Given exercise
Below are some records. Pull every line that contains the word "shading".

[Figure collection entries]
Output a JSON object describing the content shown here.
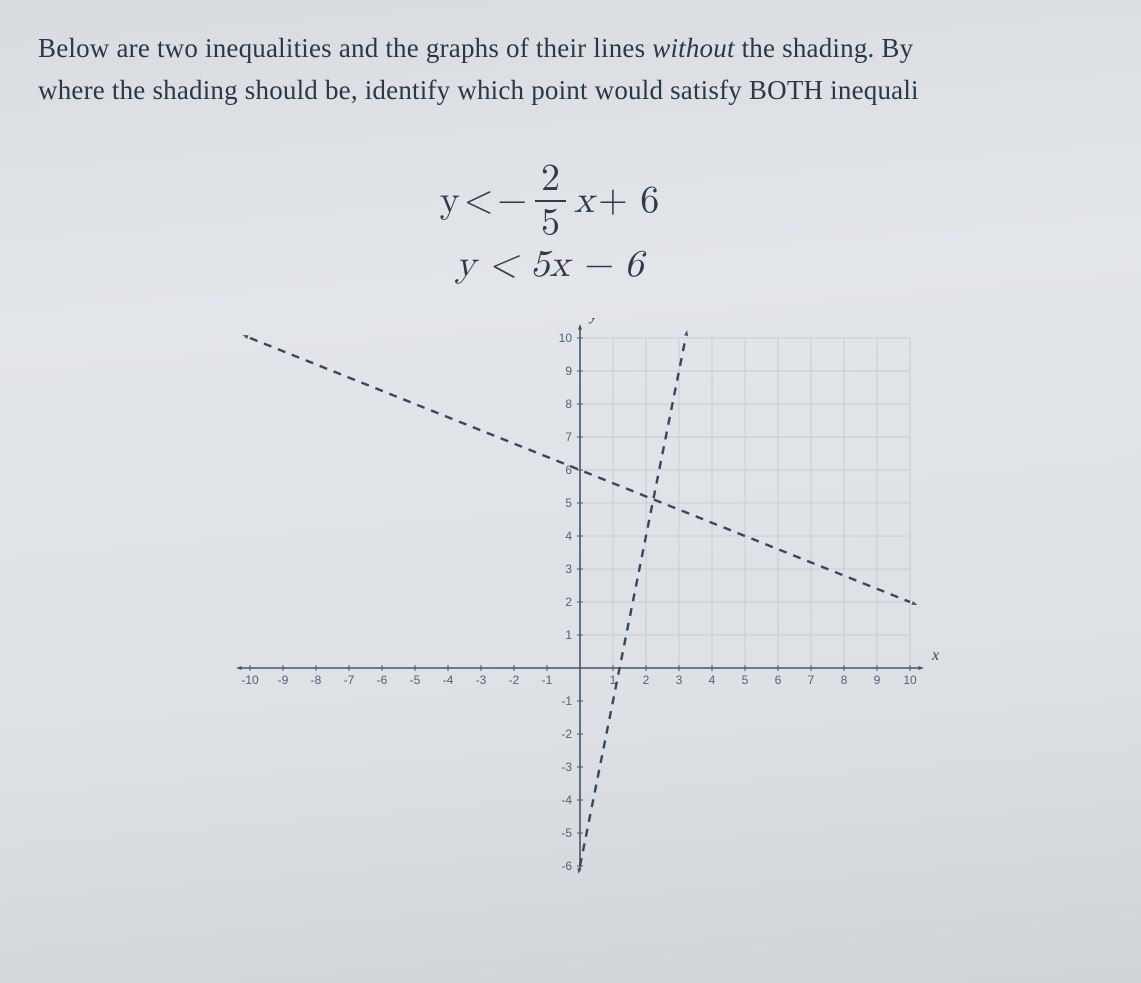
{
  "question": {
    "line1_pre": "Below are two inequalities and the graphs of their lines ",
    "line1_italic": "without",
    "line1_post": " the shading. By",
    "line2": "where the shading should be, identify which point would satisfy BOTH inequali"
  },
  "equations": {
    "eq1": {
      "lhs": "y",
      "op": "<",
      "neg": "−",
      "frac_num": "2",
      "frac_den": "5",
      "var": "x",
      "plus": "+ 6"
    },
    "eq2": {
      "text": "y < 5x − 6"
    }
  },
  "chart": {
    "type": "line-inequality-graph",
    "x_axis_label": "x",
    "y_axis_label": "y",
    "xlim": [
      -10,
      10
    ],
    "ylim": [
      -6,
      10
    ],
    "xtick_step": 1,
    "ytick_step": 1,
    "background_color": "#e2e5e9",
    "grid_color": "#c8cdd3",
    "axis_color": "#4a545e",
    "line_color": "#3a4752",
    "line_width": 2.4,
    "dash_pattern": "8 7",
    "tick_fontsize": 12,
    "axis_label_fontsize": 16,
    "x_tick_labels": [
      "-10",
      "-9",
      "-8",
      "-7",
      "-6",
      "-5",
      "-4",
      "-3",
      "-2",
      "-1",
      "",
      "1",
      "2",
      "3",
      "4",
      "5",
      "6",
      "7",
      "8",
      "9",
      "10"
    ],
    "y_tick_labels_pos": [
      "1",
      "2",
      "3",
      "4",
      "5",
      "6",
      "7",
      "8",
      "9",
      "10"
    ],
    "y_tick_labels_neg": [
      "-1",
      "-2",
      "-3",
      "-4",
      "-5",
      "-6"
    ],
    "lines": [
      {
        "name": "line-neg-2-5x-plus-6",
        "slope": -0.4,
        "intercept": 6,
        "x0": -10,
        "x1": 10
      },
      {
        "name": "line-5x-minus-6",
        "slope": 5,
        "intercept": -6,
        "x0": 0,
        "x1": 3.2
      }
    ]
  }
}
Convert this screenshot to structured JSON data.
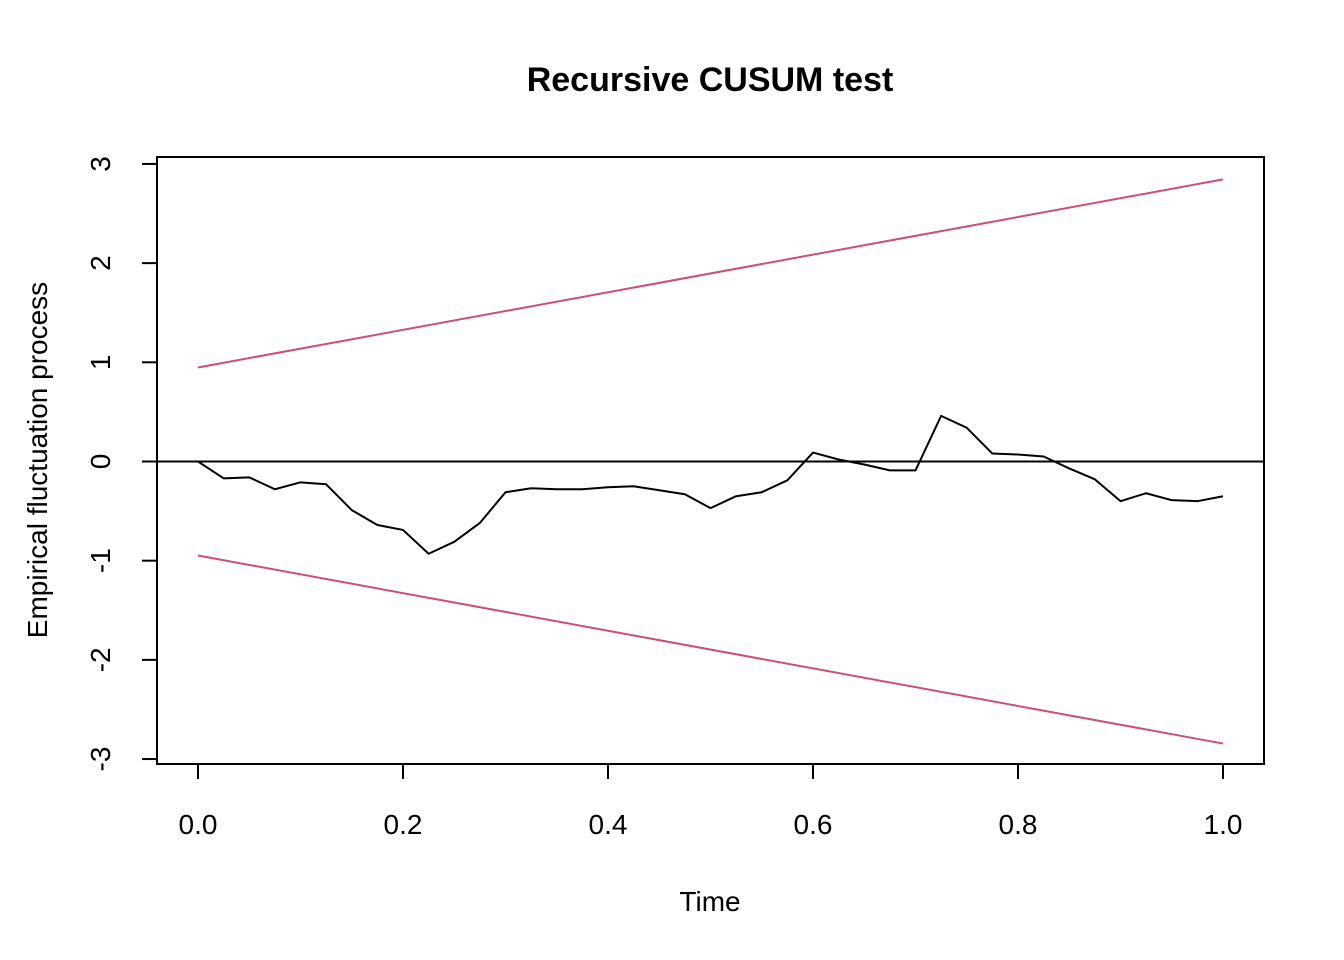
{
  "chart_data": {
    "type": "line",
    "title": "Recursive CUSUM test",
    "xlabel": "Time",
    "ylabel": "Empirical fluctuation process",
    "xlim": [
      -0.04,
      1.04
    ],
    "ylim": [
      -3.05,
      3.07
    ],
    "x_ticks": [
      0.0,
      0.2,
      0.4,
      0.6,
      0.8,
      1.0
    ],
    "x_tick_labels": [
      "0.0",
      "0.2",
      "0.4",
      "0.6",
      "0.8",
      "1.0"
    ],
    "y_ticks": [
      -3,
      -2,
      -1,
      0,
      1,
      2,
      3
    ],
    "y_tick_labels": [
      "-3",
      "-2",
      "-1",
      "0",
      "1",
      "2",
      "3"
    ],
    "grid": false,
    "series": [
      {
        "role": "process",
        "color": "#000000",
        "x": [
          0.0,
          0.025,
          0.05,
          0.075,
          0.1,
          0.125,
          0.15,
          0.175,
          0.2,
          0.225,
          0.25,
          0.275,
          0.3,
          0.325,
          0.35,
          0.375,
          0.4,
          0.425,
          0.45,
          0.475,
          0.5,
          0.525,
          0.55,
          0.575,
          0.6,
          0.625,
          0.65,
          0.675,
          0.7,
          0.725,
          0.75,
          0.775,
          0.8,
          0.825,
          0.85,
          0.875,
          0.9,
          0.925,
          0.95,
          0.975,
          1.0
        ],
        "values": [
          0.0,
          -0.17,
          -0.16,
          -0.28,
          -0.21,
          -0.23,
          -0.49,
          -0.64,
          -0.69,
          -0.93,
          -0.81,
          -0.62,
          -0.31,
          -0.27,
          -0.28,
          -0.28,
          -0.26,
          -0.25,
          -0.29,
          -0.33,
          -0.47,
          -0.35,
          -0.31,
          -0.19,
          0.09,
          0.02,
          -0.03,
          -0.09,
          -0.09,
          0.46,
          0.34,
          0.08,
          0.07,
          0.05,
          -0.07,
          -0.18,
          -0.4,
          -0.32,
          -0.39,
          -0.4,
          -0.35
        ]
      },
      {
        "role": "upper-boundary",
        "color": "#cd4f73",
        "x": [
          0.0,
          1.0
        ],
        "values": [
          0.948,
          2.844
        ]
      },
      {
        "role": "lower-boundary",
        "color": "#cd4f73",
        "x": [
          0.0,
          1.0
        ],
        "values": [
          -0.948,
          -2.844
        ]
      }
    ],
    "reference_line": {
      "y": 0,
      "color": "#000000"
    }
  }
}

Task output
    "line1_post": " the shading. By",
    "line2": "where the shading should be, identify which point would satisfy BOTH inequali"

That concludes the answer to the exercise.